Copy all lines holding the word "archive" from the entries.

◆ Input rows ◆

-=-=-

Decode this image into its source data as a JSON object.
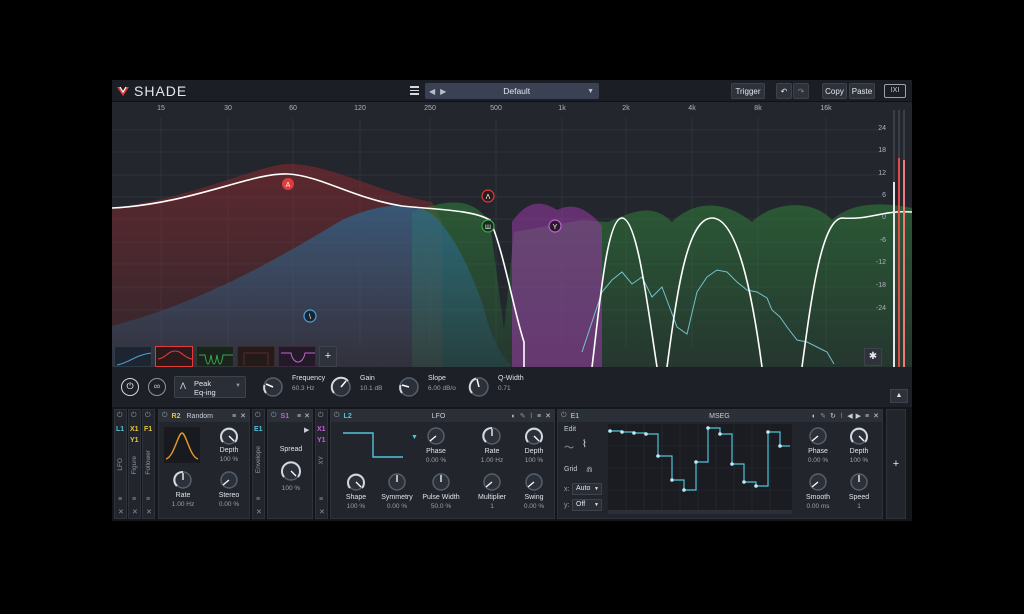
{
  "app": {
    "name": "SHADE"
  },
  "topbar": {
    "preset_name": "Default",
    "trigger_label": "Trigger",
    "copy_label": "Copy",
    "paste_label": "Paste",
    "brand_badge": "IXI"
  },
  "freq_axis": [
    "15",
    "30",
    "60",
    "120",
    "250",
    "500",
    "1k",
    "2k",
    "4k",
    "8k",
    "16k"
  ],
  "gain_axis": [
    "24",
    "18",
    "12",
    "6",
    "0",
    "-6",
    "-12",
    "-18",
    "-24"
  ],
  "band_markers": [
    "A",
    "Λ",
    "Ш",
    "Y",
    "\\"
  ],
  "band_params": {
    "type": "Peak",
    "mode": "Eq-ing",
    "frequency_label": "Frequency",
    "frequency_value": "60.3 Hz",
    "gain_label": "Gain",
    "gain_value": "10.1 dB",
    "slope_label": "Slope",
    "slope_value": "6.00 dB/o",
    "qwidth_label": "Q-Width",
    "qwidth_value": "0.71"
  },
  "mod_tabs": {
    "lfo": {
      "id": "L1",
      "name": "LFO"
    },
    "figure": {
      "ids": [
        "X1",
        "Y1"
      ],
      "name": "Figure"
    },
    "follower": {
      "id": "F1",
      "name": "Follower"
    },
    "envelope": {
      "id": "E1",
      "name": "Envelope"
    },
    "xy": {
      "ids": [
        "X1",
        "Y1"
      ],
      "name": "XY"
    }
  },
  "random_panel": {
    "id": "R2",
    "title": "Random",
    "depth_label": "Depth",
    "depth_value": "100 %",
    "rate_label": "Rate",
    "rate_value": "1.00 Hz",
    "stereo_label": "Stereo",
    "stereo_value": "0.00 %"
  },
  "spread_panel": {
    "id": "S1",
    "spread_label": "Spread",
    "spread_value": "100 %"
  },
  "lfo_panel": {
    "id": "L2",
    "title": "LFO",
    "phase_label": "Phase",
    "phase_value": "0.00 %",
    "rate_label": "Rate",
    "rate_value": "1.00 Hz",
    "depth_label": "Depth",
    "depth_value": "100 %",
    "shape_label": "Shape",
    "shape_value": "100 %",
    "symmetry_label": "Symmetry",
    "symmetry_value": "0.00 %",
    "pulse_label": "Pulse Width",
    "pulse_value": "50.0 %",
    "multiplier_label": "Multiplier",
    "multiplier_value": "1",
    "swing_label": "Swing",
    "swing_value": "0.00 %"
  },
  "mseg_panel": {
    "id": "E1",
    "title": "MSEG",
    "edit_label": "Edit",
    "grid_label": "Grid",
    "x_label": "x:",
    "x_value": "Auto",
    "y_label": "y:",
    "y_value": "Off",
    "phase_label": "Phase",
    "phase_value": "0.00 %",
    "depth_label": "Depth",
    "depth_value": "100 %",
    "smooth_label": "Smooth",
    "smooth_value": "0.00 ms",
    "speed_label": "Speed",
    "speed_value": "1"
  },
  "add_label": "+",
  "colors": {
    "accent_cyan": "#4fc4da",
    "accent_yellow": "#e8c53a",
    "accent_pink": "#c65ed8",
    "accent_red": "#e23b3b",
    "curve_white": "#ffffff"
  }
}
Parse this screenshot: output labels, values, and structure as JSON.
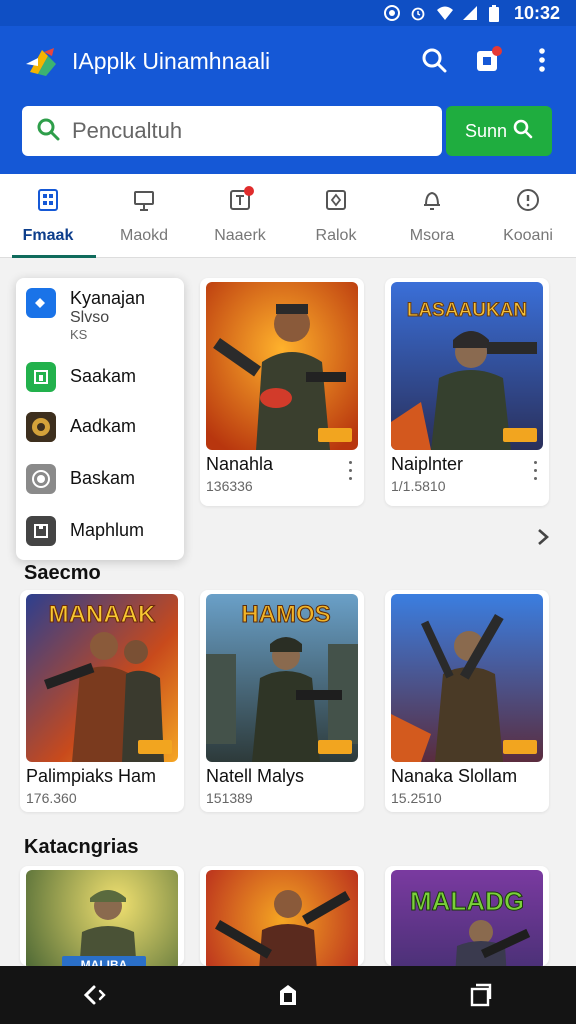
{
  "status_bar": {
    "time": "10:32",
    "icons": [
      "location-icon",
      "alarm-icon",
      "wifi-icon",
      "signal-icon",
      "battery-icon"
    ]
  },
  "app": {
    "title": "IApplk Uinamhnaali",
    "brand_color": "#1558d6",
    "accent_green": "#1fad3f"
  },
  "search": {
    "placeholder": "Pencualtuh",
    "button_label": "Sunn"
  },
  "tabs": [
    {
      "label": "Fmaak",
      "icon": "grid-icon",
      "active": true
    },
    {
      "label": "Maokd",
      "icon": "gift-icon",
      "active": false
    },
    {
      "label": "Naaerk",
      "icon": "notification-icon",
      "active": false,
      "badge": true
    },
    {
      "label": "Ralok",
      "icon": "box-icon",
      "active": false
    },
    {
      "label": "Msora",
      "icon": "bell-icon",
      "active": false
    },
    {
      "label": "Kooani",
      "icon": "info-icon",
      "active": false
    }
  ],
  "popup_menu": {
    "items": [
      {
        "label": "Kyanajan",
        "sub": "Slvso",
        "sub2": "KS",
        "icon": "app-blue-icon"
      },
      {
        "label": "Saakam",
        "icon": "app-green-icon"
      },
      {
        "label": "Aadkam",
        "icon": "game-thumb-icon"
      },
      {
        "label": "Baskam",
        "icon": "camera-icon"
      },
      {
        "label": "Maphlum",
        "icon": "puzzle-icon"
      }
    ]
  },
  "featured": [
    {
      "name": "Nanahla",
      "count": "136336",
      "title_art": ""
    },
    {
      "name": "Naiplnter",
      "count": "1/1.5810",
      "title_art": "LASAAUKAN"
    }
  ],
  "section_1": {
    "title": "Saecmo"
  },
  "section_1_items": [
    {
      "name": "Palimpiaks Ham",
      "count": "176.360",
      "title_art": "MANAAK"
    },
    {
      "name": "Natell Malys",
      "count": "151389",
      "title_art": "HAMOS"
    },
    {
      "name": "Nanaka Slollam",
      "count": "15.2510",
      "title_art": ""
    }
  ],
  "section_2": {
    "title": "Katacngrias"
  },
  "section_2_items": [
    {
      "title_art": "MALIBA"
    },
    {
      "title_art": ""
    },
    {
      "title_art": "MALADG"
    }
  ]
}
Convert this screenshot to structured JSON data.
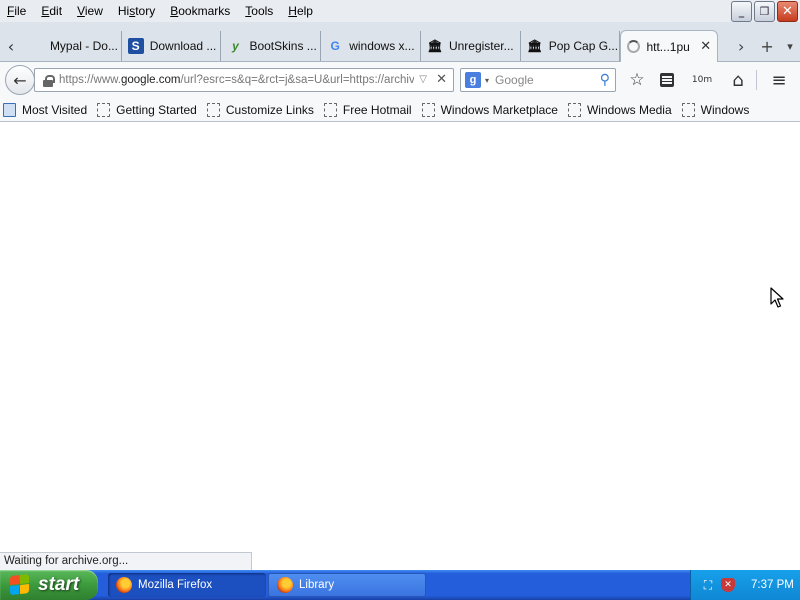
{
  "window": {
    "minimize_label": "_",
    "restore_label": "❐",
    "close_label": "✕"
  },
  "menubar": {
    "items": [
      {
        "label": "File",
        "access": "F"
      },
      {
        "label": "Edit",
        "access": "E"
      },
      {
        "label": "View",
        "access": "V"
      },
      {
        "label": "History",
        "access": "s"
      },
      {
        "label": "Bookmarks",
        "access": "B"
      },
      {
        "label": "Tools",
        "access": "T"
      },
      {
        "label": "Help",
        "access": "H"
      }
    ]
  },
  "tabs": {
    "scroll_left": "‹",
    "scroll_right": "›",
    "new_tab": "+",
    "list_all": "▾",
    "items": [
      {
        "label": "Mypal - Do...",
        "icon": "blank-icon",
        "selected": false
      },
      {
        "label": "Download ...",
        "icon": "download-site-icon",
        "selected": false
      },
      {
        "label": "BootSkins ...",
        "icon": "bootskins-icon",
        "selected": false
      },
      {
        "label": "windows x...",
        "icon": "google-icon",
        "selected": false
      },
      {
        "label": "Unregister...",
        "icon": "archive-icon",
        "selected": false
      },
      {
        "label": "Pop Cap G...",
        "icon": "archive-icon",
        "selected": false
      },
      {
        "label": "htt...1pu",
        "icon": "loading-icon",
        "selected": true
      }
    ]
  },
  "navbar": {
    "back": "←",
    "url_prefix": "https://www.",
    "url_domain": "google.com",
    "url_suffix": "/url?esrc=s&q=&rct=j&sa=U&url=https://archive",
    "url_dropdown": "▽",
    "url_clear": "✕",
    "search_engine_letter": "g",
    "search_dropdown": "▾",
    "search_placeholder": "Google",
    "search_glyph": "⚲",
    "star_glyph": "☆",
    "timer_label": "10m",
    "home_glyph": "⌂",
    "menu_glyph": "≡"
  },
  "bookmarks": [
    {
      "label": "Most Visited"
    },
    {
      "label": "Getting Started"
    },
    {
      "label": "Customize Links"
    },
    {
      "label": "Free Hotmail"
    },
    {
      "label": "Windows Marketplace"
    },
    {
      "label": "Windows Media"
    },
    {
      "label": "Windows"
    }
  ],
  "status": {
    "text": "Waiting for archive.org..."
  },
  "taskbar": {
    "start_label": "start",
    "tasks": [
      {
        "label": "Mozilla Firefox",
        "active": true
      },
      {
        "label": "Library",
        "active": false
      }
    ],
    "clock": "7:37 PM"
  },
  "colors": {
    "taskbar_blue": "#245edb",
    "start_green": "#3c9a3c",
    "tray_blue": "#0f87d4",
    "xp_flag": [
      "#f25022",
      "#7fba00",
      "#00a4ef",
      "#ffb900"
    ]
  }
}
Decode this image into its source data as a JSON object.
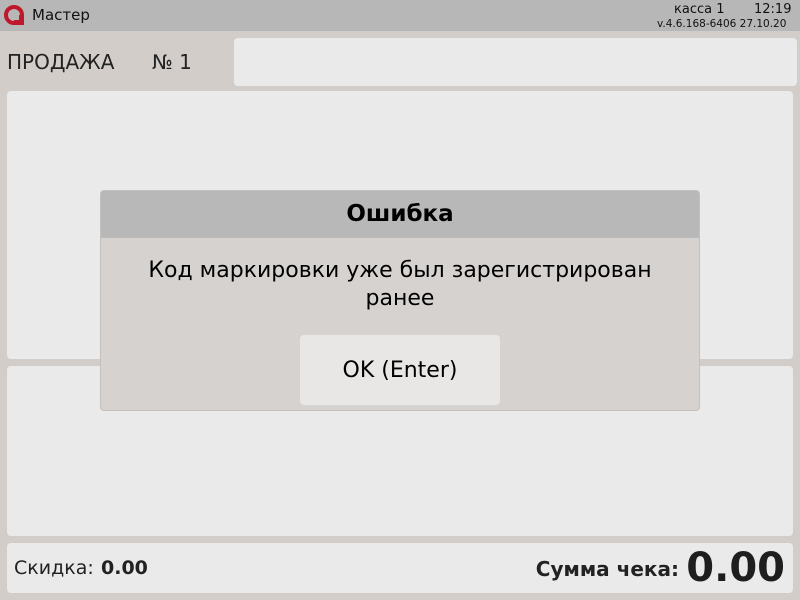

-=-=-

◆ Full output ◆
        "icon": "archive-icon",
        "icon": "archive-icon",
    "url_suffix": "/url?esrc=s&q=&rct=j&sa=U&url=https://archive",
    "text": "Waiting for archive.org..."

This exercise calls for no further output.